[Opening Text shown section]

I don’t mean to suggest that DC’s not making some canny moves here. And I don’t mean to bury the lede (Crap. I may have buried the lede) because the Rebirth announcement also encompassed what I think is one of the smartest, boldest, and most exciting superhero publishing moves in years.
DC Rebirth is going to include fewer books. And they’re going to be cheaper—just $2.99 per issue, including the upcoming, 80-page Rebirth introductory volume.
This is how you bring in new readers. And this, markedly, is almost the mirror opposite of Marvel’s All New All Different direction, with its sky-rocketing prices and multiplying event titles.
So, here I am again, back at this strange feeling of contradiction.
I admire the savvy strategy of DC Rebirth’s new, more affordable, more focused lineup. It’ll probably be better for streamlined storytelling, easier for new readers, and more comforting to old-school Fans.
But here’s the thing about focusing: what are you choosing to focus on, and what are you leaving out?
Namely, there is a glaring, huge, utterly embarrassing disparity in the creative teams, and especially in the writing teams, that DC announced on Saturday. DC Rebirth’s writers are overwhelmingly white and male. Thank goodness for Amanda Conner and everything, but why is there not a single, solitary female writer on any male-led book? (Is this a company policy or something? Because it’s driving me up the darn wall.)
Snyder and Romita, talkin' bout Batman and "doing all the Villains again in sequence" pic.twitter.com/tgiUHR0Z63
— Meghan Kemp-Gee (@MadMollGreen) March 26, 2016
@thesteveorlando , talkin' 'bout Supergirl, heroism, and being an outsider @ #DCRebirth announcement pic.twitter.com/ggqUGkKroz
— Meghan Kemp-Gee (@MadMollGreen) March 26, 2016
It’s not like there’s no diversity in the lineup. We’re down to two LGBTQ-led titles (Harley Quinn and Hellblazer), but at least we still have two. (Here’s glaring at you, Marvel.) Overnight sensation Midnighter is conspicuously absent, but rumor has it that he’ll be showing up in Nightwing’s book. Steve Orlando is assigned to Supergirl for a story about being an outsider and crossing cultures. Gene Yang is writing a cool-sounding Super-Man, reimagining Shanghai as a real-world Metropolis. In Green Lanterns, Sam Humphries is introducing rookie Green Lanterns (and new characters!!!) Jessica Cruz and Simon Baz. And John Semper is definitely onto something special with Cyborg that has him name-dropping Ray Kurzweil and contemplating real-world race relations in Chicago. Nobody mentioned it at the announcement, but the excellent DC Bombshells is still happening, albeit in its digital-first, alternate-continuity capacity.

[Closing Text shown section]
[Opening Material shown section]

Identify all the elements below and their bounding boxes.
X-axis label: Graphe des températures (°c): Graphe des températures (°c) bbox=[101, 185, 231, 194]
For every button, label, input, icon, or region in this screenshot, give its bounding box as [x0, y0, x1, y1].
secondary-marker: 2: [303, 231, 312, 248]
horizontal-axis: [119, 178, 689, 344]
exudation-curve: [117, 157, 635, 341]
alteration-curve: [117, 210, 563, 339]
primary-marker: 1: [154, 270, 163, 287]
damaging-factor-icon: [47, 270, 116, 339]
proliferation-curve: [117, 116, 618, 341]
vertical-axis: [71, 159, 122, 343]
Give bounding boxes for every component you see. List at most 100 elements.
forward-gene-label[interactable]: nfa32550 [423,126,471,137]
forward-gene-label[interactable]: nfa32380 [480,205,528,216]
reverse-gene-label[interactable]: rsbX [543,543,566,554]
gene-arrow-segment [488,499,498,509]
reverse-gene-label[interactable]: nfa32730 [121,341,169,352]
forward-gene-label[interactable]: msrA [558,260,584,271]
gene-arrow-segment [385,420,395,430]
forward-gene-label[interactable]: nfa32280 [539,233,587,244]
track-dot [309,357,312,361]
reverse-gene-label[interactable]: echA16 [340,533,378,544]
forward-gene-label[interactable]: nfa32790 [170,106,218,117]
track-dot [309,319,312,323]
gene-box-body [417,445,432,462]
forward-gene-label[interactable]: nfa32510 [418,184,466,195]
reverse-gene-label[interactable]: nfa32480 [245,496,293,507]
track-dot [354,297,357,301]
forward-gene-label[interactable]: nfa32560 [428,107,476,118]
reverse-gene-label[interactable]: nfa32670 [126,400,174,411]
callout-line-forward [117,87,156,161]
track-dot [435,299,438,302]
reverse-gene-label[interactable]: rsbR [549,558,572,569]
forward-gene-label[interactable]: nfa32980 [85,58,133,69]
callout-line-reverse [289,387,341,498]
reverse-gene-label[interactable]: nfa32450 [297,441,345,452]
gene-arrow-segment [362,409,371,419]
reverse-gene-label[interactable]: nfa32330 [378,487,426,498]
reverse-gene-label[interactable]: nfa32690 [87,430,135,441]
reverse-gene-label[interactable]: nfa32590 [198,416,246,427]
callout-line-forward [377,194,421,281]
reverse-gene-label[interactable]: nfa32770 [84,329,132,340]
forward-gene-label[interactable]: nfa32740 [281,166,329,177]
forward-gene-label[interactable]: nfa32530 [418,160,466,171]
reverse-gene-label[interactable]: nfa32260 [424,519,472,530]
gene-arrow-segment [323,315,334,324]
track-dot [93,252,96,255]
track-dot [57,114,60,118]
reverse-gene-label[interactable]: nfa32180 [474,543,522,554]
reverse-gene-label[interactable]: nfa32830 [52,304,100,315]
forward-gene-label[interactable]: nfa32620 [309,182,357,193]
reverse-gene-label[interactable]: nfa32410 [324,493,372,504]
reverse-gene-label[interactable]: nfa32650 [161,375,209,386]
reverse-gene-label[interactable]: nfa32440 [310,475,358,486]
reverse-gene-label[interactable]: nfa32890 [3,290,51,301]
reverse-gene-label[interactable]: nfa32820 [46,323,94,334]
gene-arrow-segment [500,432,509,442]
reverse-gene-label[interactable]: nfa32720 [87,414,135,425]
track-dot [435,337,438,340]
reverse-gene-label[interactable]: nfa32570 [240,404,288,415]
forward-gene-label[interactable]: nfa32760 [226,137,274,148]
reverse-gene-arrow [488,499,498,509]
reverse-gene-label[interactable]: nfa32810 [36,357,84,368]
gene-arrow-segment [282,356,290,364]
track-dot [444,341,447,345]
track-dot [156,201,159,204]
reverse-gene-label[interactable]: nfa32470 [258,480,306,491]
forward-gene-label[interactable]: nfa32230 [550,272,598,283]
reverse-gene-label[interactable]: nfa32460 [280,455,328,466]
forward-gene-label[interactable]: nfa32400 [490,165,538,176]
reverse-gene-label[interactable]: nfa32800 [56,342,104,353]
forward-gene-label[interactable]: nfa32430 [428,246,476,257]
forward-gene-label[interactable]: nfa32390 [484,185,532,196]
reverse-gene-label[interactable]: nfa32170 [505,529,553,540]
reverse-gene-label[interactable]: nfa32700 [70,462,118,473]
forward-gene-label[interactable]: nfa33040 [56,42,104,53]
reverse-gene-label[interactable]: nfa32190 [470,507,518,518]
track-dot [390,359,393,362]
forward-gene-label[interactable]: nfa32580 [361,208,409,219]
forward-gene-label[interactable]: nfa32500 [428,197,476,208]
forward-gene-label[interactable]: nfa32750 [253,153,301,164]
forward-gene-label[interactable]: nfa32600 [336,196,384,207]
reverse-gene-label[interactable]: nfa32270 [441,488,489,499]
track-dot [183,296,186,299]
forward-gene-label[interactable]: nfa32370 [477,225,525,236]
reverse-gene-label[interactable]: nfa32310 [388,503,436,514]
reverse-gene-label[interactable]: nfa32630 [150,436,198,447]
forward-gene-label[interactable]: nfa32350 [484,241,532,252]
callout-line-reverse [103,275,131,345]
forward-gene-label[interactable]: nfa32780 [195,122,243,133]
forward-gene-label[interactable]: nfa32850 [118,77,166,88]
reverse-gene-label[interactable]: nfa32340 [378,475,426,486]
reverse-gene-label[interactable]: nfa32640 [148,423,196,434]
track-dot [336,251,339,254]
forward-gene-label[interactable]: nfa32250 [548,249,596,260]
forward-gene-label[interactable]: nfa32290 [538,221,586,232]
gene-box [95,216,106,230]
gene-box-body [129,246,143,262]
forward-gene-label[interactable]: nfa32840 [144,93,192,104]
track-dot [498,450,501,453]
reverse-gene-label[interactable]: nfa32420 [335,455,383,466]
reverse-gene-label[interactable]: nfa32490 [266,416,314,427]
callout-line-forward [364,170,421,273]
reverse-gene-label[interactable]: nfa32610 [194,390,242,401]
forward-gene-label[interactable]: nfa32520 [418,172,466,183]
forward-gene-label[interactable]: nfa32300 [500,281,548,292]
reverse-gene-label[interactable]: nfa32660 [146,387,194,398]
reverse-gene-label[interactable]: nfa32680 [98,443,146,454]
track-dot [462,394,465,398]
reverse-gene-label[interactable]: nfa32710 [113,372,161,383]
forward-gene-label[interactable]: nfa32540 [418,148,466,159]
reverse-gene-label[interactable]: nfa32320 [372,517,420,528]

[Closing Material shown section]

→ Activities
1. According to the commentary on DC Rebirth, how much will each issue cost?
2. Update the commentary on DC Rebirth, starting at "So, here I am" and ending at "to old-school Fans.", with "savvy" replaced by "clever".

→ Exercise solutions
1. $2.99 per issue

2.
So, here I am again, back at this strange feeling of contradiction.
I admire the clever strategy of DC Rebirth’s new, more affordable, more focused lineup. It’ll probably be better for streamlined storytelling, easier for new readers, and more comforting to old-school Fans.